Copy the data below verbatim, starting with the line that contains "- y-tick-label: 0: [89, 445, 95, 456]" and continuing through the line that contains "- y2-tick-label: 1000: [545, 213, 569, 224]", including both of those lines.

## START Records for this exercise

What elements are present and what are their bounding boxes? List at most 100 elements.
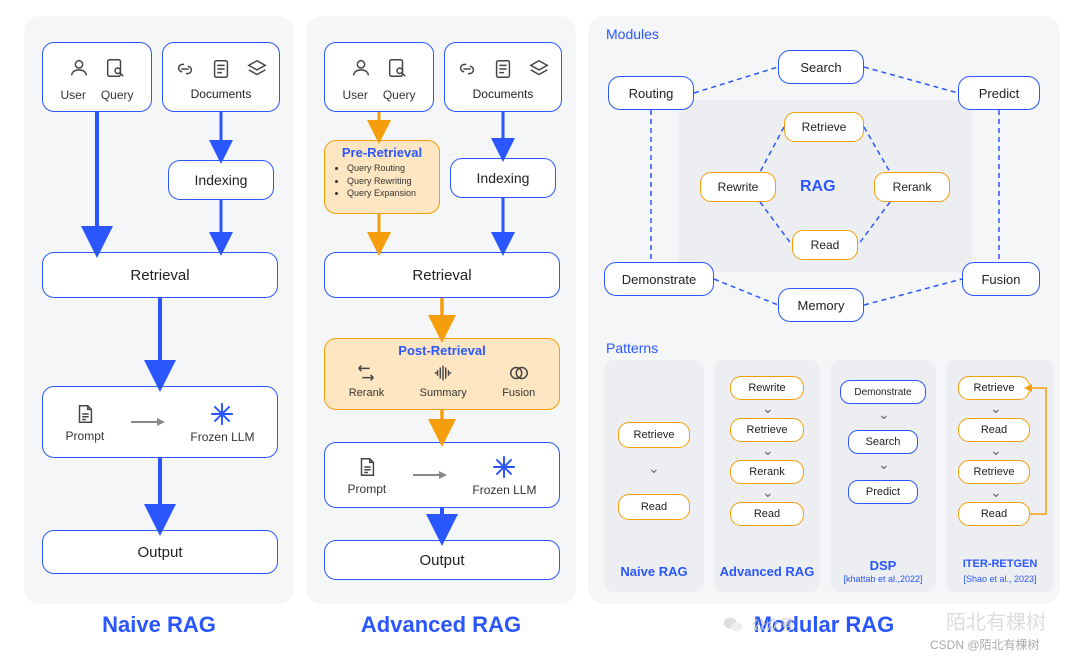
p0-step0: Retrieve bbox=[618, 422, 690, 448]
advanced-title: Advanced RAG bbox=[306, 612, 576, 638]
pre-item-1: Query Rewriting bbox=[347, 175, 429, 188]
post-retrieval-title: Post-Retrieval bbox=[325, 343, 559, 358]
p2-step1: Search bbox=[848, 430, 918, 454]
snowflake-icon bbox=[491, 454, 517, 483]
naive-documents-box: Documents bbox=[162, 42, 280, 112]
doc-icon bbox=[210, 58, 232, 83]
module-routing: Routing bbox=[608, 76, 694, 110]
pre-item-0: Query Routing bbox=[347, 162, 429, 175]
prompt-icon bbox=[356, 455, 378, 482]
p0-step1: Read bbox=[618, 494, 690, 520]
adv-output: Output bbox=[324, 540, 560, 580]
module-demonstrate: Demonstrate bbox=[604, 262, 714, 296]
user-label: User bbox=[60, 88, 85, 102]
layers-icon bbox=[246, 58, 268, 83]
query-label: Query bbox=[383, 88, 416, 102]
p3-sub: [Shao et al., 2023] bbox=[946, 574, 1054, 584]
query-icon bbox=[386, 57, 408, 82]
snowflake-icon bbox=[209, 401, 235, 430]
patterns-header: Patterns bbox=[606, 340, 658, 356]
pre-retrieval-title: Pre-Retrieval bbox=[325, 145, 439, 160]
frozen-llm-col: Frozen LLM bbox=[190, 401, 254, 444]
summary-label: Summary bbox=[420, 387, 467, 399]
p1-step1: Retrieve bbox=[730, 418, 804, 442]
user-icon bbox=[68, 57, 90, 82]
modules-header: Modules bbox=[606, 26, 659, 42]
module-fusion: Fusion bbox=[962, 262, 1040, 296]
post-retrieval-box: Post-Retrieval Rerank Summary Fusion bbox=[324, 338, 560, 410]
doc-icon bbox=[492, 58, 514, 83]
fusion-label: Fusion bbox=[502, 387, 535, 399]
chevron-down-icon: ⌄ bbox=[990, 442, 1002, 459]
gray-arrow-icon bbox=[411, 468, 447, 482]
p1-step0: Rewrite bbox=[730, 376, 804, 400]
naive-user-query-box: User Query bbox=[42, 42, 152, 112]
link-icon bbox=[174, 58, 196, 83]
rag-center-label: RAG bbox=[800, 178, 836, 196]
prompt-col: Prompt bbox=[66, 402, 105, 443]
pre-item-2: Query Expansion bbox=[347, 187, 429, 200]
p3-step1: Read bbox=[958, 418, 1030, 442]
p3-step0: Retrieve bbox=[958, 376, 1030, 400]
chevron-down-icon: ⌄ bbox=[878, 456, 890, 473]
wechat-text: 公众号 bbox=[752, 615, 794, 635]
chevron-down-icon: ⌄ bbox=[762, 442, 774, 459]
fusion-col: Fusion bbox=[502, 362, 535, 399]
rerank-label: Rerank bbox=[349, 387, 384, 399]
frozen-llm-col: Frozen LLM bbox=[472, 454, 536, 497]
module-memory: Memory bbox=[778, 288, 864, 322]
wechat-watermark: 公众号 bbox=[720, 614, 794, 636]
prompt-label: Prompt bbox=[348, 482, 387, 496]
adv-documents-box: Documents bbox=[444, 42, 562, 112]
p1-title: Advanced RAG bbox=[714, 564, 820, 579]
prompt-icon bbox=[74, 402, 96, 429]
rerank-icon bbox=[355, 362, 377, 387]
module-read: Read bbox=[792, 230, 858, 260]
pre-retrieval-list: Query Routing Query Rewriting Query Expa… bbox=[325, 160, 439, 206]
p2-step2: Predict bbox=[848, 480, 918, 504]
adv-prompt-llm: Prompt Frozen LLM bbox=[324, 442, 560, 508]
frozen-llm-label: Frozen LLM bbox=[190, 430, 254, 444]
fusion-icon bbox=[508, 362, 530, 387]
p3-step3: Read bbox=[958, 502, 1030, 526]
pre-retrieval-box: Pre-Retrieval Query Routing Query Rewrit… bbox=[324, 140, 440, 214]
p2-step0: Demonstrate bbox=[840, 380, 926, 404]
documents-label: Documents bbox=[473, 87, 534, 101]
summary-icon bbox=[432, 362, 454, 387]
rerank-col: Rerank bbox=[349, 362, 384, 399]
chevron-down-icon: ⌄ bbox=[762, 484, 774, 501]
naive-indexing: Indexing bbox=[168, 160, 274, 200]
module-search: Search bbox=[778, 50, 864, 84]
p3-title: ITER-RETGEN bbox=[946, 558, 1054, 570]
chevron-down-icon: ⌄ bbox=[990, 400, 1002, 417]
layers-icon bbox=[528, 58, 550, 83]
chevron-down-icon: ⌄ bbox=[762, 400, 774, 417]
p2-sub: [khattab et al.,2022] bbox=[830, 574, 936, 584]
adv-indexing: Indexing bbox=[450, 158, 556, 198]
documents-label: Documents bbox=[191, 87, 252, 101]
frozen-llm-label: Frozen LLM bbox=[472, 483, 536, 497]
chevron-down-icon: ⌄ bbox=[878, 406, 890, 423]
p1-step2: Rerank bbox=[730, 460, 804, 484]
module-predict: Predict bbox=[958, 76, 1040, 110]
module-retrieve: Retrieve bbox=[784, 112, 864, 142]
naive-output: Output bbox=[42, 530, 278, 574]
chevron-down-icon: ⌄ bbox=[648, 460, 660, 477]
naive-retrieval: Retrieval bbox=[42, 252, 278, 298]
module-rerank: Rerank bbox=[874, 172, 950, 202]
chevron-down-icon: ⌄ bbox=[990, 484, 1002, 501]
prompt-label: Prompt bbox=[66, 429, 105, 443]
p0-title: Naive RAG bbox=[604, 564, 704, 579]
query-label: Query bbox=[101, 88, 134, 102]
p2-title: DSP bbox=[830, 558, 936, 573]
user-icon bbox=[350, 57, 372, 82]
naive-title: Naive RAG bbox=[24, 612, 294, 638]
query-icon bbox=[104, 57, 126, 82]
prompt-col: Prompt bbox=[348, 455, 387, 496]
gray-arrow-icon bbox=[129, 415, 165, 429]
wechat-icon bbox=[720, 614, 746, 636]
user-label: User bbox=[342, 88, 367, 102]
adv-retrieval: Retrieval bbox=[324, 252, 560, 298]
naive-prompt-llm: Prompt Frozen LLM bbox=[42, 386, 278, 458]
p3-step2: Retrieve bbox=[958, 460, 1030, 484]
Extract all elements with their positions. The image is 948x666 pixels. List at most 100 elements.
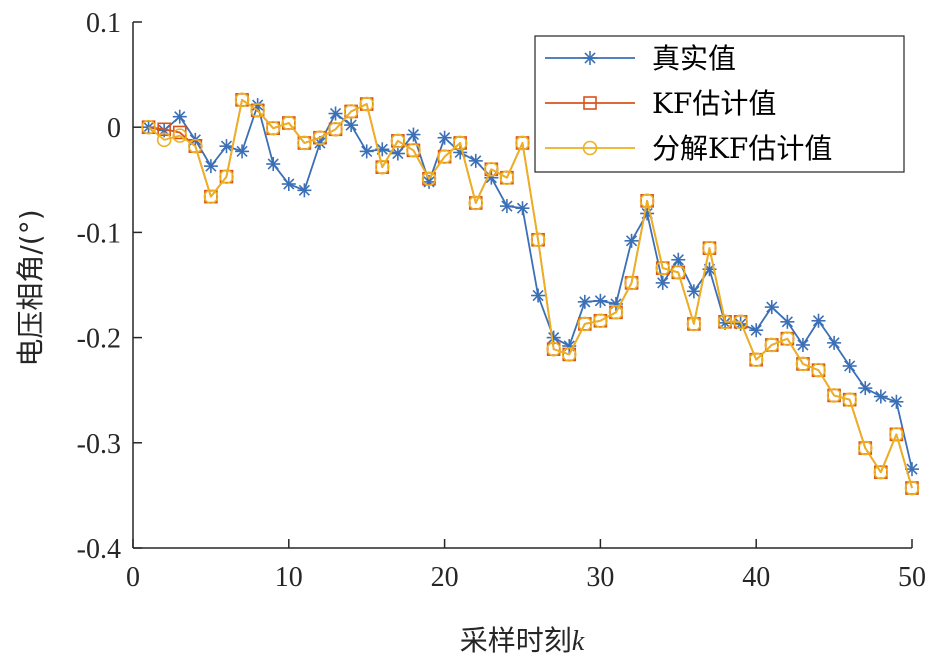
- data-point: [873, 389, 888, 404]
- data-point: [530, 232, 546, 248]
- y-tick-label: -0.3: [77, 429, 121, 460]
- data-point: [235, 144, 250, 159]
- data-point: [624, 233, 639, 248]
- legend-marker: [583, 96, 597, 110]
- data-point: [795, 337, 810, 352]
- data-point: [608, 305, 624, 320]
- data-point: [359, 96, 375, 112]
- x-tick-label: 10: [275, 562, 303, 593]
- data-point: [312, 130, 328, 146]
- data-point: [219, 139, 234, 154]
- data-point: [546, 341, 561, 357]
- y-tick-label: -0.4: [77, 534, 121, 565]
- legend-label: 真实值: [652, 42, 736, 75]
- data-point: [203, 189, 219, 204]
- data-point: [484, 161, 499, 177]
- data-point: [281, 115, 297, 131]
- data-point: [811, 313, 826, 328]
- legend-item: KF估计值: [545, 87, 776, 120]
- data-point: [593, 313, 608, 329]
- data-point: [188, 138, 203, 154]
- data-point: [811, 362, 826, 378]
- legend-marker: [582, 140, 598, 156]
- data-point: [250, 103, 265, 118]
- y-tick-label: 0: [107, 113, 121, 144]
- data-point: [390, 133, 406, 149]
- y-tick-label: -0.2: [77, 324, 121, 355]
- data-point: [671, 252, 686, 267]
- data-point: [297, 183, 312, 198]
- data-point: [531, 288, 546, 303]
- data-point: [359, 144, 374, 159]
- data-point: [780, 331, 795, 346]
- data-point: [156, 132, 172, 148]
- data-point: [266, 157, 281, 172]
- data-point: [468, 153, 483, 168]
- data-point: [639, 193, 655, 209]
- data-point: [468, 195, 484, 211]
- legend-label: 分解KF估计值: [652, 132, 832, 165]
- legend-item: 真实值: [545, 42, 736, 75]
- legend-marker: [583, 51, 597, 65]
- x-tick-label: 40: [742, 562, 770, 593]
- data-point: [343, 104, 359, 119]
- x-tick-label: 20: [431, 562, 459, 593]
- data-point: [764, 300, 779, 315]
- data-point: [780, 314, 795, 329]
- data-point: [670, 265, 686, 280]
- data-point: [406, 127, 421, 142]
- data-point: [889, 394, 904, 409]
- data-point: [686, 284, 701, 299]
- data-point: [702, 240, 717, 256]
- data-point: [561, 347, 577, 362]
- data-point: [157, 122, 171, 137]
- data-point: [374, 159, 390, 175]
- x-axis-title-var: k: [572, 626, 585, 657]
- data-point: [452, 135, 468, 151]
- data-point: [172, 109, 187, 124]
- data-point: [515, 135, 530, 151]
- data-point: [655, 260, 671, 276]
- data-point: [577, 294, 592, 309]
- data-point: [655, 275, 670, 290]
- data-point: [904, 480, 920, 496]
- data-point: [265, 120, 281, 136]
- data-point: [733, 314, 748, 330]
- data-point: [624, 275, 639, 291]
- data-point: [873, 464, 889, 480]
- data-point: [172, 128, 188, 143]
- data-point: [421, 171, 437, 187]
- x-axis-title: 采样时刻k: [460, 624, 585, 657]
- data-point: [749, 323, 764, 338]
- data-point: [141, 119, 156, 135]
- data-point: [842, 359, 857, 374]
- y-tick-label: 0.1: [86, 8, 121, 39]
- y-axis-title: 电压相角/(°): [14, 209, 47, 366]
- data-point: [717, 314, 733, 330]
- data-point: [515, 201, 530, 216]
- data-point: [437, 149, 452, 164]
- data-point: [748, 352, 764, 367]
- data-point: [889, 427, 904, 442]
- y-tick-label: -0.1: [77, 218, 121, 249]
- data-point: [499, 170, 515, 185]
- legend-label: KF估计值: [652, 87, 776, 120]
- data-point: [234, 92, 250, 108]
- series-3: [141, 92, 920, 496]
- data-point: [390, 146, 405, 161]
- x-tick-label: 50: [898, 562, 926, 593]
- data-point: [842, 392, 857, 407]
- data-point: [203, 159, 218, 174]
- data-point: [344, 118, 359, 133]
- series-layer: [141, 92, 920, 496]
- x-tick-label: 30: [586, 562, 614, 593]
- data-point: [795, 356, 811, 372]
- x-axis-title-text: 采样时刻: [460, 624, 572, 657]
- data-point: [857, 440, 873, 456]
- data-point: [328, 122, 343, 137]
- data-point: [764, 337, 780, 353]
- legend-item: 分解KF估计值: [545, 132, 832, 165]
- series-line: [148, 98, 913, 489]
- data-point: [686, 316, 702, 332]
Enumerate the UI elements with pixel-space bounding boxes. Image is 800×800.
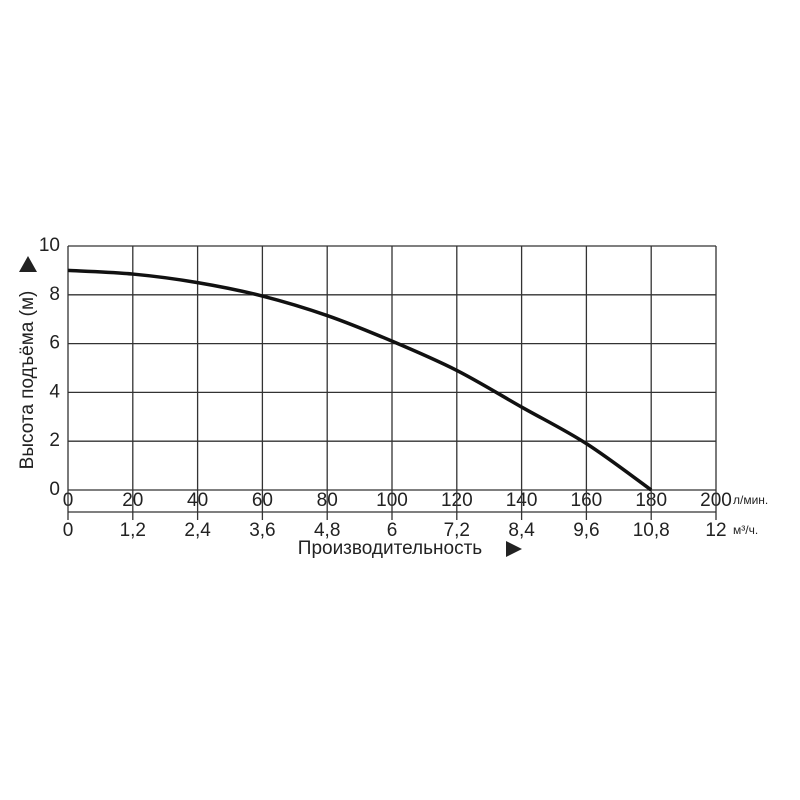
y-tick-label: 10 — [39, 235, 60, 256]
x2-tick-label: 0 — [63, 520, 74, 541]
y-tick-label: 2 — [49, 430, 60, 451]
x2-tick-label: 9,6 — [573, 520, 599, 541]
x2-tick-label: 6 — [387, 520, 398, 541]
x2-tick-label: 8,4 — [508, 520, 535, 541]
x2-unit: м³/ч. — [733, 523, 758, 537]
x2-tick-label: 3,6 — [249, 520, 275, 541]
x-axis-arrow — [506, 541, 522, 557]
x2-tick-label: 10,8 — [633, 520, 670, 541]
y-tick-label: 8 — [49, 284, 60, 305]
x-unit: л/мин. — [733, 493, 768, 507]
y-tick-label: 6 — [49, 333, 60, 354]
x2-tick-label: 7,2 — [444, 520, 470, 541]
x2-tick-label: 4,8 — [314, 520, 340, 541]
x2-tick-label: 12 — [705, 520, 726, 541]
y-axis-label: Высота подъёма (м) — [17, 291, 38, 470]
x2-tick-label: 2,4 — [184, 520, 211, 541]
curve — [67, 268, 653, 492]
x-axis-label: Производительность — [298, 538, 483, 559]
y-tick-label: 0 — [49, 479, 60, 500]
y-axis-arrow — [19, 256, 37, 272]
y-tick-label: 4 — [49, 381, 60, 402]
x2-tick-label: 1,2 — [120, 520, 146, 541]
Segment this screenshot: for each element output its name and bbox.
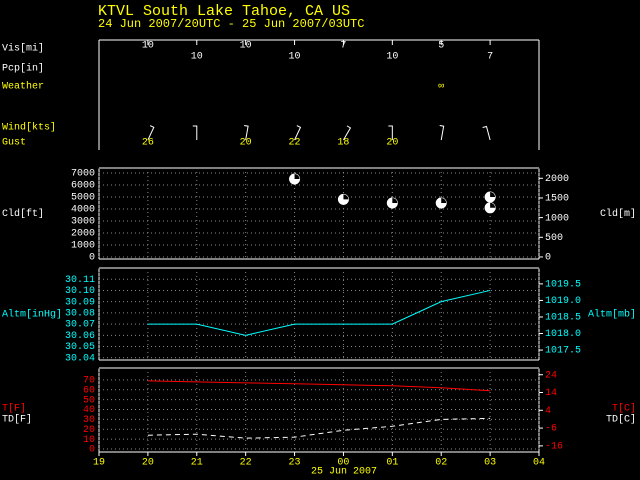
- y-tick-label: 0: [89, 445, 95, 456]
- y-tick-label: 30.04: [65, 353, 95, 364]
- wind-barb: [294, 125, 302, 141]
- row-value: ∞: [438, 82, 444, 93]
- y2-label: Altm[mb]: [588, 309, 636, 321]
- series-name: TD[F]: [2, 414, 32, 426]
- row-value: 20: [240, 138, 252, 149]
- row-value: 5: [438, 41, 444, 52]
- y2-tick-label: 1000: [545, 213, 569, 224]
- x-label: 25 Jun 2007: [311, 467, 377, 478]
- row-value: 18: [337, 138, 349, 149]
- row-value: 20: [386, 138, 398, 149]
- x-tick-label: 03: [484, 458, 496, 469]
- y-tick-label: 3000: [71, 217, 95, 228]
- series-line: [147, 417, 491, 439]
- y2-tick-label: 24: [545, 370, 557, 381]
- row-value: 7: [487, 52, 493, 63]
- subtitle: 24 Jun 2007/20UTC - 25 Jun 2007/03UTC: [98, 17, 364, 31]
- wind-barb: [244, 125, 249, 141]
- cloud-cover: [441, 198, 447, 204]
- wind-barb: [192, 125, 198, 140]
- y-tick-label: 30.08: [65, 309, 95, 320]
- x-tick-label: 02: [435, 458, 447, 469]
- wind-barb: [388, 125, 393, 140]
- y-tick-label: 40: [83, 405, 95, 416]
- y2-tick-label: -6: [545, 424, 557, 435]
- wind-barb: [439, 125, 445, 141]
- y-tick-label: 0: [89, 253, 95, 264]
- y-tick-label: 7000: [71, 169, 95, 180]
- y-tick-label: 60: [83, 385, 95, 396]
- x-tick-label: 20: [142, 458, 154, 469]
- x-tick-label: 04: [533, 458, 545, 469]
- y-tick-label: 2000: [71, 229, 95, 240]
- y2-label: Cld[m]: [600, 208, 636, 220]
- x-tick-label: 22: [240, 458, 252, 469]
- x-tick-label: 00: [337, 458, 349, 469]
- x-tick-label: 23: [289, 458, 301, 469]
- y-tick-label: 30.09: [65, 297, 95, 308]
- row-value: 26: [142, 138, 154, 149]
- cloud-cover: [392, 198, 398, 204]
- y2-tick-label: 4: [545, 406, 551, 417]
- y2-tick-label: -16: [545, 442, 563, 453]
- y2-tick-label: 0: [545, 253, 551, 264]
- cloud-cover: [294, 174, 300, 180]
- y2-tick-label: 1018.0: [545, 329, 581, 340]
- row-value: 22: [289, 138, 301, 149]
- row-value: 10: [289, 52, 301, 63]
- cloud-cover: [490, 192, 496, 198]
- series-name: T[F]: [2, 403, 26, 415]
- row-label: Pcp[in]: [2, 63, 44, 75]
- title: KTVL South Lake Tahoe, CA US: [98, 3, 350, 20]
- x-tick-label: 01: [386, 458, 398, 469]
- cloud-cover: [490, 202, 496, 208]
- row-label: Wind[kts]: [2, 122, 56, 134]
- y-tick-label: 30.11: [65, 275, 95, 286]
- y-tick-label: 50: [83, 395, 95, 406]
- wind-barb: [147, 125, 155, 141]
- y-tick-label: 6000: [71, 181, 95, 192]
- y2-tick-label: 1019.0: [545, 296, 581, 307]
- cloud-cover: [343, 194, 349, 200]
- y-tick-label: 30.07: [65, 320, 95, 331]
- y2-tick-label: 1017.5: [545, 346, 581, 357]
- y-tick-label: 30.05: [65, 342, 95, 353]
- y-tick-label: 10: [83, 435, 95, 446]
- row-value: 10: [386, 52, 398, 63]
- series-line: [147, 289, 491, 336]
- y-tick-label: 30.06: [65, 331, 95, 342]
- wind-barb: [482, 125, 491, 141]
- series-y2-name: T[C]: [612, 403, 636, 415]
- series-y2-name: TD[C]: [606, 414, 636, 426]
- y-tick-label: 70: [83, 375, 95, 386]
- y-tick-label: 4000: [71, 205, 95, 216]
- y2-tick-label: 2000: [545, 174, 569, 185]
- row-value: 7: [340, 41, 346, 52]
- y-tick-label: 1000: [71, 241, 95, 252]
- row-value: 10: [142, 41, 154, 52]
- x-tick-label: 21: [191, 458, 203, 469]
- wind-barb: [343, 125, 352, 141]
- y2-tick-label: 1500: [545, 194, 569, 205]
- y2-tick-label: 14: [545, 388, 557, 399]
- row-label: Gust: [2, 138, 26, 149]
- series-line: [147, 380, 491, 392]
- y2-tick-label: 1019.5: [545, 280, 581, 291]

## END Records for this exercise

▶ Output below
- y-tick-label: 0: [89, 445, 95, 456]
- y-tick-label: 30.04: [65, 353, 95, 364]
- wind-barb: [294, 125, 302, 141]
- row-value: ∞: [438, 82, 444, 93]
- y2-label: Altm[mb]: [588, 309, 636, 321]
- series-name: TD[F]: [2, 414, 32, 426]
- row-value: 20: [240, 138, 252, 149]
- row-value: 5: [438, 41, 444, 52]
- y2-tick-label: 1000: [545, 213, 569, 224]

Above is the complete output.